Filter these entries so that only lines with the word "odoratiſſima" remain.

-- START OF INPUT RECORDS --

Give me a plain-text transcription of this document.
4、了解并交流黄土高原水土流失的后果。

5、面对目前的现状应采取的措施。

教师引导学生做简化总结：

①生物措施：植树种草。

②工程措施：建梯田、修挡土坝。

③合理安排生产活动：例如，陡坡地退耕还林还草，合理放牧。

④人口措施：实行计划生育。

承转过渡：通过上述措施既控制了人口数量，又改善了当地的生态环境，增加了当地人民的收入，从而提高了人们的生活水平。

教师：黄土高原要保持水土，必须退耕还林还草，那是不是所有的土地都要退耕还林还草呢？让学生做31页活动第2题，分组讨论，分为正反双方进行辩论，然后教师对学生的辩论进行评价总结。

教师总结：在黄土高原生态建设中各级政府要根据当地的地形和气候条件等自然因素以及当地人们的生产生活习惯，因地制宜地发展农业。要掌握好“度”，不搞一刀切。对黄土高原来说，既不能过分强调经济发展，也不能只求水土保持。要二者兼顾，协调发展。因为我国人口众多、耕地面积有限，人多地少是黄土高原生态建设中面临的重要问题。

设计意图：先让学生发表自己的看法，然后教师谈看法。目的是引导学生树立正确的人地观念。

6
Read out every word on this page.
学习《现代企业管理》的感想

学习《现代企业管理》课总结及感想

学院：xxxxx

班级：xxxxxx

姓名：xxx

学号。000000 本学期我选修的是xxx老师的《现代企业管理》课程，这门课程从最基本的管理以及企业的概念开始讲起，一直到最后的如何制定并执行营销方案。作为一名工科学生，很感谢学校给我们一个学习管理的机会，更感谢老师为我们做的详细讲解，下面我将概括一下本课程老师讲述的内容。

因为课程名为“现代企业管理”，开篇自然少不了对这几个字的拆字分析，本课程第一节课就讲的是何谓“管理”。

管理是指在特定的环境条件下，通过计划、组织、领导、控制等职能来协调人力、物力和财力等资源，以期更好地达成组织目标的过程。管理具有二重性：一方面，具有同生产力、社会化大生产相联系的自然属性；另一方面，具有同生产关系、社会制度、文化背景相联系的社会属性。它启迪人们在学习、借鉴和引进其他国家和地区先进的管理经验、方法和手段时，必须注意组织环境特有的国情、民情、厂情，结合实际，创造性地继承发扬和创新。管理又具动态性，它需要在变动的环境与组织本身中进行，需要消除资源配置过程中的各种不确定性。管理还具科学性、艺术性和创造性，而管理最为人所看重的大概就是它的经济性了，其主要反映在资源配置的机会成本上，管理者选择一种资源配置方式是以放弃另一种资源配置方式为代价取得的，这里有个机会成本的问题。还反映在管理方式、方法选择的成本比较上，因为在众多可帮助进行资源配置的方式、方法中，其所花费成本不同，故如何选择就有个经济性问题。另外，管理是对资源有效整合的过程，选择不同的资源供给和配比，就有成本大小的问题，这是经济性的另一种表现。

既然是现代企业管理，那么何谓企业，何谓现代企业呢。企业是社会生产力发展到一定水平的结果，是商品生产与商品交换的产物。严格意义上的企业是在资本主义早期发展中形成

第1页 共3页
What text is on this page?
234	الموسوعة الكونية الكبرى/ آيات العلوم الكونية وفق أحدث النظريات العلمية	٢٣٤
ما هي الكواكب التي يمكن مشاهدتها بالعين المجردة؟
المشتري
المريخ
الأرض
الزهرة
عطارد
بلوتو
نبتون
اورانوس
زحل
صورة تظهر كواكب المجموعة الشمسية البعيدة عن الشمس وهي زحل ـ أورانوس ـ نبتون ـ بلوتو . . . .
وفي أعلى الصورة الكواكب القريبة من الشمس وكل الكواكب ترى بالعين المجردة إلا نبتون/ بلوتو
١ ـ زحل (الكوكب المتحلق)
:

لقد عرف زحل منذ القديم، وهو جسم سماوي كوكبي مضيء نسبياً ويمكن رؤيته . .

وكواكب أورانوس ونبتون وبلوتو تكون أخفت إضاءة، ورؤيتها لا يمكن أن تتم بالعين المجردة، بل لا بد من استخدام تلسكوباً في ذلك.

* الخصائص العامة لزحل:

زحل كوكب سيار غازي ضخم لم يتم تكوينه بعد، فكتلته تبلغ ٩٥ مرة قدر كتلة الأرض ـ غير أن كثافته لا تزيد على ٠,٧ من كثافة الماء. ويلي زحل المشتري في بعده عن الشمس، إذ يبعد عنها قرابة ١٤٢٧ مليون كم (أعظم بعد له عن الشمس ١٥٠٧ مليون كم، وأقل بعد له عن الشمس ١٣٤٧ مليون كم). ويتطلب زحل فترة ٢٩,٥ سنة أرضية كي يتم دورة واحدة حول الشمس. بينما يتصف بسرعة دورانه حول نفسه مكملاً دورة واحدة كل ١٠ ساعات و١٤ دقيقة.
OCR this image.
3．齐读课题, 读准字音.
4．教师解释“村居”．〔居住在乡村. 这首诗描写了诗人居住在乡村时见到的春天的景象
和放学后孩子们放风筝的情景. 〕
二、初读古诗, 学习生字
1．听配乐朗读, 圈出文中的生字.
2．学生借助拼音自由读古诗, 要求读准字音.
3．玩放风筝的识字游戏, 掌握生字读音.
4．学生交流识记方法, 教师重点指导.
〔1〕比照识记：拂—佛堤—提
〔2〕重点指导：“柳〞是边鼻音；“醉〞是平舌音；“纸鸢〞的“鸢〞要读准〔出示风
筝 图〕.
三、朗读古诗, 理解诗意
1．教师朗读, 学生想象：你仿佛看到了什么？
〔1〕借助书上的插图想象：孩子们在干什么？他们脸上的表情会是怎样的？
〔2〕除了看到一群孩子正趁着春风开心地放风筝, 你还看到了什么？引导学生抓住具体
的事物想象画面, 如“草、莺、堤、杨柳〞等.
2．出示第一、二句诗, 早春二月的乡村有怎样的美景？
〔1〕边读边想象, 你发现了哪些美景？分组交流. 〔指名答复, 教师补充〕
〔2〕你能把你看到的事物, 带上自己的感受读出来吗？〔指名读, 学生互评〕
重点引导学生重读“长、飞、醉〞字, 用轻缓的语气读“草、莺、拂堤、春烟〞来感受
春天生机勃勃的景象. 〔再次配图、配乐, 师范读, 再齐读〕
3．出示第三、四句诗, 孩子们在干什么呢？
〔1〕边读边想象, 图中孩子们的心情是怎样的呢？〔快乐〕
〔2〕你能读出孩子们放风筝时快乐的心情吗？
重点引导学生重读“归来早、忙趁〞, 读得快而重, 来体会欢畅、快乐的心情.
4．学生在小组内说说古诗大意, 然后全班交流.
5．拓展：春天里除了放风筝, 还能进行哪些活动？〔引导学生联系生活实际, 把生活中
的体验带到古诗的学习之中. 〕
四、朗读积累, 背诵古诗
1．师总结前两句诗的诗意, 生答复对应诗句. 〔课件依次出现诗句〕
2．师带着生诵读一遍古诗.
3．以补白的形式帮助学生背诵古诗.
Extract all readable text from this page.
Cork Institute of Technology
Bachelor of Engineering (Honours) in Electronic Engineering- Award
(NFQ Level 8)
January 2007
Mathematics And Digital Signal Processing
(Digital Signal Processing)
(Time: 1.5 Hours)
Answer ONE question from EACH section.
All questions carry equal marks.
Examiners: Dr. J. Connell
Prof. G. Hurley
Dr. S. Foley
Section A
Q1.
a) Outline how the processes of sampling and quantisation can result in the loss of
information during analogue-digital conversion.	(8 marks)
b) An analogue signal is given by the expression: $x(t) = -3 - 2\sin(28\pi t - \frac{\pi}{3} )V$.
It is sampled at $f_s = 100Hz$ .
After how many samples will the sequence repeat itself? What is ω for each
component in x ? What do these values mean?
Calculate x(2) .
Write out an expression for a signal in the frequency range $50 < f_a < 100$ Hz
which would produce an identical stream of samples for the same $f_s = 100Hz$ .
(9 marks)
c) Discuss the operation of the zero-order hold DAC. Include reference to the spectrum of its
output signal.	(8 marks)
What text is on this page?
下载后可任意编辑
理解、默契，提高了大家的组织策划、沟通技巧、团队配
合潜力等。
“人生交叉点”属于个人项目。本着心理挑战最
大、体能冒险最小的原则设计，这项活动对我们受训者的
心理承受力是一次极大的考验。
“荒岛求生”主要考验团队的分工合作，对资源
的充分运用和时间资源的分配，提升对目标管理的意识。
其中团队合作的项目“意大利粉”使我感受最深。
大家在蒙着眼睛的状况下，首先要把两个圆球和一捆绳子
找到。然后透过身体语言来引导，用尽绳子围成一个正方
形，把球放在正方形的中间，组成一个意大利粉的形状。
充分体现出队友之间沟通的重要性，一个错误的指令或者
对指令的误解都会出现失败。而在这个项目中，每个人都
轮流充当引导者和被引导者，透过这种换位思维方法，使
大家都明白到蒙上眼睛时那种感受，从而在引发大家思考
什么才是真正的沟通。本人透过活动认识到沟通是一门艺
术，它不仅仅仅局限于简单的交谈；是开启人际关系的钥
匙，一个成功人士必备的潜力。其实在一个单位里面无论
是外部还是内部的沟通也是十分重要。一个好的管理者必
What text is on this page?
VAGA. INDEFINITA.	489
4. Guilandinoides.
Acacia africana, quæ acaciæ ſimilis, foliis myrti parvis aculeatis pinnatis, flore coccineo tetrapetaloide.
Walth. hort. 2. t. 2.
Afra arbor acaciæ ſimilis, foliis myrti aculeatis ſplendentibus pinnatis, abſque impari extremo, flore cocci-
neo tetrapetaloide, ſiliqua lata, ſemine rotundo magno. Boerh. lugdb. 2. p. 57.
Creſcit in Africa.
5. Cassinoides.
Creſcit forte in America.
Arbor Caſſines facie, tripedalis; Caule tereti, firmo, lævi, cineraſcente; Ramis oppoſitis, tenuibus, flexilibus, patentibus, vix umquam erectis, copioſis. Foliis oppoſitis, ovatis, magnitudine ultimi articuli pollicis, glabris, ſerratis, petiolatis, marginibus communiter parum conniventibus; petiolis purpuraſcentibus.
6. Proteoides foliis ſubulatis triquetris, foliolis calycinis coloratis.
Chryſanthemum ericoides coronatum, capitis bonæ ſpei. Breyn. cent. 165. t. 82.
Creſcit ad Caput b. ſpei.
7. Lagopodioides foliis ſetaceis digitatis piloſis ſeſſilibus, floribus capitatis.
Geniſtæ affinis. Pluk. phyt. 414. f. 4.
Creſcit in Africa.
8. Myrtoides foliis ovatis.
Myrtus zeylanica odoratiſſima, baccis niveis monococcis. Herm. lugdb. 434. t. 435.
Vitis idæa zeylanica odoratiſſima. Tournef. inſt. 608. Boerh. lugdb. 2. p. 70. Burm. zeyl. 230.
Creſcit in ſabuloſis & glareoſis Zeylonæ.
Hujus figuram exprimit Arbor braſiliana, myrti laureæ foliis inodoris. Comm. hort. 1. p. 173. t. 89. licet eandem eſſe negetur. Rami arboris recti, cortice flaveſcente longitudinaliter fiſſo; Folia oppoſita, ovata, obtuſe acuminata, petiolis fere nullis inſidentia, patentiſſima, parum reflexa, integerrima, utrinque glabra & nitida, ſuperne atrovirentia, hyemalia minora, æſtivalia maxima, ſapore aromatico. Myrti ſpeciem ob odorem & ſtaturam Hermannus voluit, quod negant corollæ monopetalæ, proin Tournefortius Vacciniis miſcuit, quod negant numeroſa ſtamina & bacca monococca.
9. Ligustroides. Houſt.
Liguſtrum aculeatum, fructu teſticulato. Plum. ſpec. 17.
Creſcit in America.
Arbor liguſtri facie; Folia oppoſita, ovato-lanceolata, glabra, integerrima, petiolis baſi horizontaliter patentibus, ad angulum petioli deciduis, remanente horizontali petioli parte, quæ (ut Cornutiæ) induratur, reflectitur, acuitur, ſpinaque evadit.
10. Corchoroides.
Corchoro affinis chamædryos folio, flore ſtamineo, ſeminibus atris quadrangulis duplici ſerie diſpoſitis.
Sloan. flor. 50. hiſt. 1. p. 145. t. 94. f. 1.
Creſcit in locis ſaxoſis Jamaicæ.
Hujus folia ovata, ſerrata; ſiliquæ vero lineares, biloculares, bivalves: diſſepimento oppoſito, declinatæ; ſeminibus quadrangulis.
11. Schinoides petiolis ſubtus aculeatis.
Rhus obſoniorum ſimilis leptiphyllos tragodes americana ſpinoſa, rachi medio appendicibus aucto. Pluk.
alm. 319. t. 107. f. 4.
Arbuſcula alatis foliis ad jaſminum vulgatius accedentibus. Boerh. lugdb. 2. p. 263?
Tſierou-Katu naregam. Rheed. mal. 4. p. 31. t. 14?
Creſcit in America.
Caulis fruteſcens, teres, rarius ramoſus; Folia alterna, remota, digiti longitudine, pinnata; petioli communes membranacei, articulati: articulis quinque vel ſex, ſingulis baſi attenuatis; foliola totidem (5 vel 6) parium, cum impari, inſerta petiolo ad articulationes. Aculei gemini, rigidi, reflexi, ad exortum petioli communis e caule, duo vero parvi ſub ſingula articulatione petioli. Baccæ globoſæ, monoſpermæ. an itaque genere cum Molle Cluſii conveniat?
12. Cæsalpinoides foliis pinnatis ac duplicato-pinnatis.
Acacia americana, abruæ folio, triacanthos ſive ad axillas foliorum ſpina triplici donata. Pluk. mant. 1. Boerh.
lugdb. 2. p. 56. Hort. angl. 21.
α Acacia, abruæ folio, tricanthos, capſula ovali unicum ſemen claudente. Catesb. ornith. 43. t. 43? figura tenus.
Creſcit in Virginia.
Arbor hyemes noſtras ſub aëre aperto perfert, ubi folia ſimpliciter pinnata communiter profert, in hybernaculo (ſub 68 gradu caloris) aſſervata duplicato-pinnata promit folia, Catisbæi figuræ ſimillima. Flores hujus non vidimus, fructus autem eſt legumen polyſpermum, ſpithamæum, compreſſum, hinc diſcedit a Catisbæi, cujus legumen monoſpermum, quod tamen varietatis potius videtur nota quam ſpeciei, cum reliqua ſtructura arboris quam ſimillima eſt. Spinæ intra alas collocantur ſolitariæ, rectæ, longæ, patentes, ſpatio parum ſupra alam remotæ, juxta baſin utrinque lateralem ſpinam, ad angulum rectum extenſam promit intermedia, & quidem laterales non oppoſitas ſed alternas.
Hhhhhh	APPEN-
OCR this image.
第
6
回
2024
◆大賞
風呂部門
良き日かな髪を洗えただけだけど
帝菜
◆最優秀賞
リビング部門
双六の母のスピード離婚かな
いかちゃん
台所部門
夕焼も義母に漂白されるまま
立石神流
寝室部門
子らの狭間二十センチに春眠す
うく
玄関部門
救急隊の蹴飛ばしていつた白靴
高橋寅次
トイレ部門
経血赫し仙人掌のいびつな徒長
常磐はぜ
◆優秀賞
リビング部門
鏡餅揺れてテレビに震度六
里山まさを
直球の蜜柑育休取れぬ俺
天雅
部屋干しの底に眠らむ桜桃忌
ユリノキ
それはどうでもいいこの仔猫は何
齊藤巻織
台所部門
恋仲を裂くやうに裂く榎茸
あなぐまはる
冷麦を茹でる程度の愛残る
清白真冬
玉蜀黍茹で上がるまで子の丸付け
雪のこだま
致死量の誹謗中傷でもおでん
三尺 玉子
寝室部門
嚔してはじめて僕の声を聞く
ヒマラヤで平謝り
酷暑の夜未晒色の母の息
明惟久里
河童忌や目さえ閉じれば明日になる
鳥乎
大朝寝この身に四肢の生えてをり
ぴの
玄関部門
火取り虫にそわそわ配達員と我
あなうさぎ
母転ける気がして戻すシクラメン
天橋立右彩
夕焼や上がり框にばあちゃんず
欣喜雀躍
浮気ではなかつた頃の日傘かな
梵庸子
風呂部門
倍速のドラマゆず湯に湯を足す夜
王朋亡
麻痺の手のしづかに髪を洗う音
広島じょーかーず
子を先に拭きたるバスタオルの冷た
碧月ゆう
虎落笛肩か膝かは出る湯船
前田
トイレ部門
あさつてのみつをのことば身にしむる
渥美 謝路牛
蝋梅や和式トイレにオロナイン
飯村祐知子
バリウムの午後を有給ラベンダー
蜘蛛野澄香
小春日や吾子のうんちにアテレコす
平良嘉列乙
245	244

-- END OF INPUT RECORDS --

# FULL ANSWER:
Myrtus zeylanica odoratiſſima, baccis niveis monococcis. Herm. lugdb. 434. t. 435.
Vitis idæa zeylanica odoratiſſima. Tournef. inſt. 608. Boerh. lugdb. 2. p. 70. Burm. zeyl. 230.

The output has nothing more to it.